[Short task]
What lines of the data hold the string "portrait"? Pull each one out.

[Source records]
* * * * *

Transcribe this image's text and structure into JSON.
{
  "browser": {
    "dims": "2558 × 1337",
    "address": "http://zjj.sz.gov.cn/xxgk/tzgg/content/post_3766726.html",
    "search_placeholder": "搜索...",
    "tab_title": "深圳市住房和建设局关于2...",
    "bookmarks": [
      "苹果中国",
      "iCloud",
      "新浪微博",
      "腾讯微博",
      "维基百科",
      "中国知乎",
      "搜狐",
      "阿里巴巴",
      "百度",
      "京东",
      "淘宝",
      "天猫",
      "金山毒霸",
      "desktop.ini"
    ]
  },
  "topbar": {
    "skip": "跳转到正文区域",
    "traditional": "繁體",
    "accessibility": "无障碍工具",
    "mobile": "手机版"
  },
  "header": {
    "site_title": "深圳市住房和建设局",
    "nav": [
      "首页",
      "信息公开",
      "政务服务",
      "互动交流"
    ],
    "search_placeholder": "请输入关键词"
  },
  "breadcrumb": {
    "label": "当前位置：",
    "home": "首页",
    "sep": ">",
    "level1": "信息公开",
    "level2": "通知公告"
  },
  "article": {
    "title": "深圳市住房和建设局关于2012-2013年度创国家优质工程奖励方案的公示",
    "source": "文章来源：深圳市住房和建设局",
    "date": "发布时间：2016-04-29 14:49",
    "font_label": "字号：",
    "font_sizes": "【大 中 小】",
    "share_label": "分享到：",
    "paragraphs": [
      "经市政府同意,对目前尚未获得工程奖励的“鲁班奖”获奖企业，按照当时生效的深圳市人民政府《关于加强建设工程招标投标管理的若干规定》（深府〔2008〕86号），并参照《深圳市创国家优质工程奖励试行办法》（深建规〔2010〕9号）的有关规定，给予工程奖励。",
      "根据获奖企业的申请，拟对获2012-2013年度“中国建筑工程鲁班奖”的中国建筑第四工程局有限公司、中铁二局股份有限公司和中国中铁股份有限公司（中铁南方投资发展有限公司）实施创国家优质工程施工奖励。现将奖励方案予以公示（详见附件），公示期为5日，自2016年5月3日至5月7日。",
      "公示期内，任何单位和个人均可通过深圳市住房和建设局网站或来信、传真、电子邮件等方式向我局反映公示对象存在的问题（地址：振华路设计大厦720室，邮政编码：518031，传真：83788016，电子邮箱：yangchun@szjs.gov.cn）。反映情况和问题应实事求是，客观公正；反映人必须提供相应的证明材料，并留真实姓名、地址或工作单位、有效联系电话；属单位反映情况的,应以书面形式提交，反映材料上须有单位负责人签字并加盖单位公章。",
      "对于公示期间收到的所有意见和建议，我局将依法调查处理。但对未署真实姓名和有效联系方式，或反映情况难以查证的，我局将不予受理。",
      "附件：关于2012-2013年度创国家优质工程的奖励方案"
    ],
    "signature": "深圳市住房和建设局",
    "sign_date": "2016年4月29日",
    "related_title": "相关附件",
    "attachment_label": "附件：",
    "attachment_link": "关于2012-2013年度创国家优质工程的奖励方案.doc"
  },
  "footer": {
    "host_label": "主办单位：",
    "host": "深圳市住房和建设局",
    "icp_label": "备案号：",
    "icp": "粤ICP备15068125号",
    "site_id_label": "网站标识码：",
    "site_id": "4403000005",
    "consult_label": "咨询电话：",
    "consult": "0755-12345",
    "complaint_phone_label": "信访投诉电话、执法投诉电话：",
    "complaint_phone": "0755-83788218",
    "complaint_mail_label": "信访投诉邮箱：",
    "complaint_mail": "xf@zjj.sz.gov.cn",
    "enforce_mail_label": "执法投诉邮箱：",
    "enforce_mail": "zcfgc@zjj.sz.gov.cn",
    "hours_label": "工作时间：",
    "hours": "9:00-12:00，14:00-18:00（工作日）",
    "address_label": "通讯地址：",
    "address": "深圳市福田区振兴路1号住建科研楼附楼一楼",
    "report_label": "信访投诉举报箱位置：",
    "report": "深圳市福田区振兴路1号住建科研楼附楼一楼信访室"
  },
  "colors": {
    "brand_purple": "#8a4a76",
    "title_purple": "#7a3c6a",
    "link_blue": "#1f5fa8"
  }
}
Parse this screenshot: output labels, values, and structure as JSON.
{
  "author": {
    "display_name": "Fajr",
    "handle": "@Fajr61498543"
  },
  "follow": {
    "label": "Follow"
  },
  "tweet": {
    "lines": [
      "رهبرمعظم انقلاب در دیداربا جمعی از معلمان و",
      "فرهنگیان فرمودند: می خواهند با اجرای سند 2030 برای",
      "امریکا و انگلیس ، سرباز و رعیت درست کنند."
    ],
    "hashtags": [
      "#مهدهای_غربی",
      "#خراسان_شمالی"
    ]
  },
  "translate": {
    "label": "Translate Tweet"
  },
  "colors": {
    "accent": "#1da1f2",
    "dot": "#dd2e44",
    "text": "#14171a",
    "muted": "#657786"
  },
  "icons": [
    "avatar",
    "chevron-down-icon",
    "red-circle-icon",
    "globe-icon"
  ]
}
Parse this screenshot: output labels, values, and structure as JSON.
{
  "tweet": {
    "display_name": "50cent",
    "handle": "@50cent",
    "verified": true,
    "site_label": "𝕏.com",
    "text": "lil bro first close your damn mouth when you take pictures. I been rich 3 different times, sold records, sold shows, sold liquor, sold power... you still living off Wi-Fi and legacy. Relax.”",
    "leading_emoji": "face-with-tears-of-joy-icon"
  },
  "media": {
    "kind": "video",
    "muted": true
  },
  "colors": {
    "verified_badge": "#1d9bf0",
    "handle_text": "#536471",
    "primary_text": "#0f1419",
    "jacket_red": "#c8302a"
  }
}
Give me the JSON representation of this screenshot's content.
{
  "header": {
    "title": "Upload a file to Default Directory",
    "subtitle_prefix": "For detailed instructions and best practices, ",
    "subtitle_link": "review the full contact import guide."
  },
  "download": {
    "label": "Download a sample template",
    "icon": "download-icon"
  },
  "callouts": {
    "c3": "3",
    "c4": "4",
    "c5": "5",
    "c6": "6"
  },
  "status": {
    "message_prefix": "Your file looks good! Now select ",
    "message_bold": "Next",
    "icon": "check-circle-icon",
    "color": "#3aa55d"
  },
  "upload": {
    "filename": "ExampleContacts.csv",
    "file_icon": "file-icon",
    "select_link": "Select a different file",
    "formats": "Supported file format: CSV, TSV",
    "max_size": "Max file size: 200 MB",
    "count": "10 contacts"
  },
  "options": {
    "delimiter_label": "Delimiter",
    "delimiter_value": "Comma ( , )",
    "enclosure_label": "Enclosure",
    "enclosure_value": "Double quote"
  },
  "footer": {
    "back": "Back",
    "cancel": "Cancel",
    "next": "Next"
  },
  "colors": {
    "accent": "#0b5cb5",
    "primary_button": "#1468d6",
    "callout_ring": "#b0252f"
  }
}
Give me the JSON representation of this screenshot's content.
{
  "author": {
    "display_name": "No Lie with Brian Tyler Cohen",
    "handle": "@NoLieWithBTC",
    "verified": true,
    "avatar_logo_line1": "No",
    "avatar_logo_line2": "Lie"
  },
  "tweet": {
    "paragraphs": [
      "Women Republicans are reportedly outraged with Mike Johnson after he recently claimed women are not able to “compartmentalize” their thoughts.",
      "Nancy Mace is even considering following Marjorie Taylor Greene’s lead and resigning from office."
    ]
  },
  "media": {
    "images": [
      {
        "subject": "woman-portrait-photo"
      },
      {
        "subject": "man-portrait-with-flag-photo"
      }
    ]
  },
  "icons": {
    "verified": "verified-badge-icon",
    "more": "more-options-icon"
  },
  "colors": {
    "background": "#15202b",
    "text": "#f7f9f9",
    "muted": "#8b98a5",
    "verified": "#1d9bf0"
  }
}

* * * * *

[Solution]
        "subject": "woman-portrait-photo"
        "subject": "man-portrait-with-flag-photo"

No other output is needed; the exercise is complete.